▶ _DESCRIPTION OF THE TASK_
Please copy, character for character, the part of the records below that opens with the line containing "event-text: m4a1: [147, 229, 176, 238]" and closes with the line containing "red-player-name: [ToBo] von". Include both of those lines.

▶ _ENTRIES_
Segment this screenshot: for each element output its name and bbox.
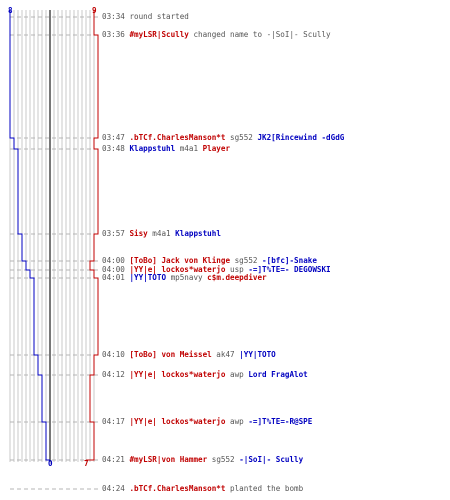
event-text: m4a1: [147, 229, 176, 238]
event-text: sg552: [225, 133, 258, 142]
event-time: 04:00: [102, 265, 130, 274]
blue-player-name: -=]T%TE=- DEGOWSKI: [248, 265, 331, 274]
event-text: sg552: [207, 455, 240, 464]
event-time: 03:48: [102, 144, 130, 153]
event-row: 04:00 |YY|e| lockos*waterjo usp -=]T%TE=…: [102, 265, 331, 275]
red-player-name: |YY|e| lockos*waterjo: [129, 265, 226, 274]
blue-player-name: Lord FragAlot: [248, 370, 308, 379]
red-player-name: Sisy: [129, 229, 148, 238]
event-text: mp5navy: [166, 273, 208, 282]
blue-player-name: Klappstuhl: [175, 229, 221, 238]
red-player-name: .bTCf.CharlesManson*t: [129, 484, 226, 493]
event-text: round started: [129, 12, 189, 21]
blue-player-name: -=]T%TE=-R@SPE: [248, 417, 313, 426]
event-row: 04:21 #myLSR|von Hammer sg552 -|SoI|- Sc…: [102, 455, 303, 465]
event-time: 03:47: [102, 133, 130, 142]
event-time: 03:36: [102, 30, 130, 39]
red-player-name: [ToBo] von Meissel: [129, 350, 212, 359]
event-text: ak47: [211, 350, 240, 359]
event-time: 03:34: [102, 12, 130, 21]
red-start-count: 9: [92, 6, 97, 15]
blue-start-count: 8: [8, 6, 13, 15]
event-row: 03:36 #myLSR|Scully changed name to -|So…: [102, 30, 331, 40]
event-text: sg552: [230, 256, 263, 265]
event-connector-lines: [10, 16, 100, 490]
red-player-name: Player: [202, 144, 231, 153]
event-row: 04:10 [ToBo] von Meissel ak47 |YY|TOTO: [102, 350, 276, 360]
event-text: changed name to -|SoI|- Scully: [188, 30, 331, 39]
red-player-name: #myLSR|Scully: [129, 30, 189, 39]
event-time: 04:17: [102, 417, 130, 426]
blue-team-line: [9, 10, 50, 461]
blue-player-name: Klappstuhl: [129, 144, 176, 153]
event-text: planted the bomb: [225, 484, 304, 493]
blue-player-name: -[bfc]-Snake: [262, 256, 317, 265]
red-player-name: |YY|e| lockos*waterjo: [129, 370, 226, 379]
blue-end-count: 0: [48, 459, 53, 468]
red-player-name: .bTCf.CharlesManson*t: [129, 133, 226, 142]
event-time: 04:24: [102, 484, 130, 493]
event-row: 04:12 |YY|e| lockos*waterjo awp Lord Fra…: [102, 370, 308, 380]
event-row: 04:24 .bTCf.CharlesManson*t planted the …: [102, 484, 303, 494]
red-player-name: #myLSR|von Hammer: [129, 455, 208, 464]
event-row: 04:01 |YY|TOTO mp5navy c$m.deepdiver: [102, 273, 267, 283]
red-team-line: [86, 10, 99, 461]
event-text: usp: [225, 265, 249, 274]
event-row: 03:34 round started: [102, 12, 189, 22]
event-time: 04:00: [102, 256, 130, 265]
event-text: awp: [225, 417, 249, 426]
event-row: 03:57 Sisy m4a1 Klappstuhl: [102, 229, 221, 239]
graph-grid-lines: [9, 10, 95, 462]
red-player-name: c$m.deepdiver: [207, 273, 267, 282]
event-row: 03:47 .bTCf.CharlesManson*t sg552 JK2[Ri…: [102, 133, 344, 143]
blue-player-name: JK2[Rincewind -dGdG: [257, 133, 345, 142]
event-time: 04:10: [102, 350, 130, 359]
event-row: 04:00 [ToBo] Jack von Klinge sg552 -[bfc…: [102, 256, 317, 266]
red-end-count: 7: [84, 459, 89, 468]
red-player-name: |YY|e| lockos*waterjo: [129, 417, 226, 426]
blue-player-name: |YY|TOTO: [129, 273, 167, 282]
blue-player-name: -|SoI|- Scully: [239, 455, 304, 464]
blue-player-name: |YY|TOTO: [239, 350, 276, 359]
event-text: m4a1: [175, 144, 203, 153]
event-row: 03:48 Klappstuhl m4a1 Player: [102, 144, 230, 154]
event-time: 03:57: [102, 229, 130, 238]
event-time: 04:12: [102, 370, 130, 379]
event-time: 04:01: [102, 273, 130, 282]
event-row: 04:17 |YY|e| lockos*waterjo awp -=]T%TE=…: [102, 417, 312, 427]
red-player-name: [ToBo] Jack von Klinge: [129, 256, 231, 265]
event-text: awp: [225, 370, 249, 379]
event-time: 04:21: [102, 455, 130, 464]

▶ _FULL SOLUTION_
event-text: m4a1: [147, 229, 176, 238]
event-text: sg552: [225, 133, 258, 142]
event-time: 04:00: [102, 265, 130, 274]
blue-player-name: -=]T%TE=- DEGOWSKI: [248, 265, 331, 274]
event-text: sg552: [207, 455, 240, 464]
event-time: 03:48: [102, 144, 130, 153]
event-row: 04:00 |YY|e| lockos*waterjo usp -=]T%TE=…: [102, 265, 331, 275]
red-player-name: |YY|e| lockos*waterjo: [129, 265, 226, 274]
blue-player-name: Lord FragAlot: [248, 370, 308, 379]
red-player-name: Sisy: [129, 229, 148, 238]
event-text: mp5navy: [166, 273, 208, 282]
blue-player-name: Klappstuhl: [175, 229, 221, 238]
red-player-name: .bTCf.CharlesManson*t: [129, 484, 226, 493]
event-text: round started: [129, 12, 189, 21]
blue-player-name: -=]T%TE=-R@SPE: [248, 417, 313, 426]
event-row: 04:21 #myLSR|von Hammer sg552 -|SoI|- Sc…: [102, 455, 303, 465]
event-time: 03:47: [102, 133, 130, 142]
event-time: 03:36: [102, 30, 130, 39]
red-player-name: [ToBo] von Meissel: [129, 350, 212, 359]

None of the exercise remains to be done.